**Task to carry out:** In this exercise, reproduce all the entries that follow exactly.

### Record set

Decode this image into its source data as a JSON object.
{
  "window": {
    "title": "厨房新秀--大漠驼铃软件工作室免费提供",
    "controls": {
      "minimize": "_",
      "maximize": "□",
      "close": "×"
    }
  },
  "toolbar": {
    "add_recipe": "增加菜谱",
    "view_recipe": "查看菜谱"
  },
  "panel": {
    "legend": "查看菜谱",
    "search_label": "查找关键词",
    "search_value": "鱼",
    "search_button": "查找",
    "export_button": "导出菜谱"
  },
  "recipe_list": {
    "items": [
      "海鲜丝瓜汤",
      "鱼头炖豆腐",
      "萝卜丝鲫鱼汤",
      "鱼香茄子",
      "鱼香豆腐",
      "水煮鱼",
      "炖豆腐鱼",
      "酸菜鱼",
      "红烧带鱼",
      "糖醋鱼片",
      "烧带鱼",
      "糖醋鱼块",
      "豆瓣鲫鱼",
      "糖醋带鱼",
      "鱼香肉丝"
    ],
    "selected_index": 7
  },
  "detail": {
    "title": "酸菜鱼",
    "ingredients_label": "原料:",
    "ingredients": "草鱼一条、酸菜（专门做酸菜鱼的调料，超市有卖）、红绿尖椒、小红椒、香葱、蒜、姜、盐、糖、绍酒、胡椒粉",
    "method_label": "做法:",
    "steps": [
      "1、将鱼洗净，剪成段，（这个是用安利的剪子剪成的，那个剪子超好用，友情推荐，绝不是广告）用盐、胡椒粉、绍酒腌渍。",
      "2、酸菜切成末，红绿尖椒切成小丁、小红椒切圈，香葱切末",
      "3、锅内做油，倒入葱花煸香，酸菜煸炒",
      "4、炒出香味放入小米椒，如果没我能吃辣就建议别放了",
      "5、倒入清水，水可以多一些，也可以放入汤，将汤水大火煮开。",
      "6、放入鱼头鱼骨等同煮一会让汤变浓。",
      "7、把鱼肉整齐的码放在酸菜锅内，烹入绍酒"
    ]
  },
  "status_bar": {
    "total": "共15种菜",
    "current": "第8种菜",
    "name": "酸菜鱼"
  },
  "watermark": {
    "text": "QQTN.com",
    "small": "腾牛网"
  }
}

######

**Final answer:**
Decode this image into its source data as a JSON object.
{
  "window": {
    "title": "厨房新秀--大漠驼铃软件工作室免费提供",
    "controls": {
      "minimize": "_",
      "maximize": "□",
      "close": "×"
    }
  },
  "toolbar": {
    "add_recipe": "增加菜谱",
    "view_recipe": "查看菜谱"
  },
  "panel": {
    "legend": "查看菜谱",
    "search_label": "查找关键词",
    "search_value": "鱼",
    "search_button": "查找",
    "export_button": "导出菜谱"
  },
  "recipe_list": {
    "items": [
      "海鲜丝瓜汤",
      "鱼头炖豆腐",
      "萝卜丝鲫鱼汤",
      "鱼香茄子",
      "鱼香豆腐",
      "水煮鱼",
      "炖豆腐鱼",
      "酸菜鱼",
      "红烧带鱼",
      "糖醋鱼片",
      "烧带鱼",
      "糖醋鱼块",
      "豆瓣鲫鱼",
      "糖醋带鱼",
      "鱼香肉丝"
    ],
    "selected_index": 7
  },
  "detail": {
    "title": "酸菜鱼",
    "ingredients_label": "原料:",
    "ingredients": "草鱼一条、酸菜（专门做酸菜鱼的调料，超市有卖）、红绿尖椒、小红椒、香葱、蒜、姜、盐、糖、绍酒、胡椒粉",
    "method_label": "做法:",
    "steps": [
      "1、将鱼洗净，剪成段，（这个是用安利的剪子剪成的，那个剪子超好用，友情推荐，绝不是广告）用盐、胡椒粉、绍酒腌渍。",
      "2、酸菜切成末，红绿尖椒切成小丁、小红椒切圈，香葱切末",
      "3、锅内做油，倒入葱花煸香，酸菜煸炒",
      "4、炒出香味放入小米椒，如果没我能吃辣就建议别放了",
      "5、倒入清水，水可以多一些，也可以放入汤，将汤水大火煮开。",
      "6、放入鱼头鱼骨等同煮一会让汤变浓。",
      "7、把鱼肉整齐的码放在酸菜锅内，烹入绍酒"
    ]
  },
  "status_bar": {
    "total": "共15种菜",
    "current": "第8种菜",
    "name": "酸菜鱼"
  },
  "watermark": {
    "text": "QQTN.com",
    "small": "腾牛网"
  }
}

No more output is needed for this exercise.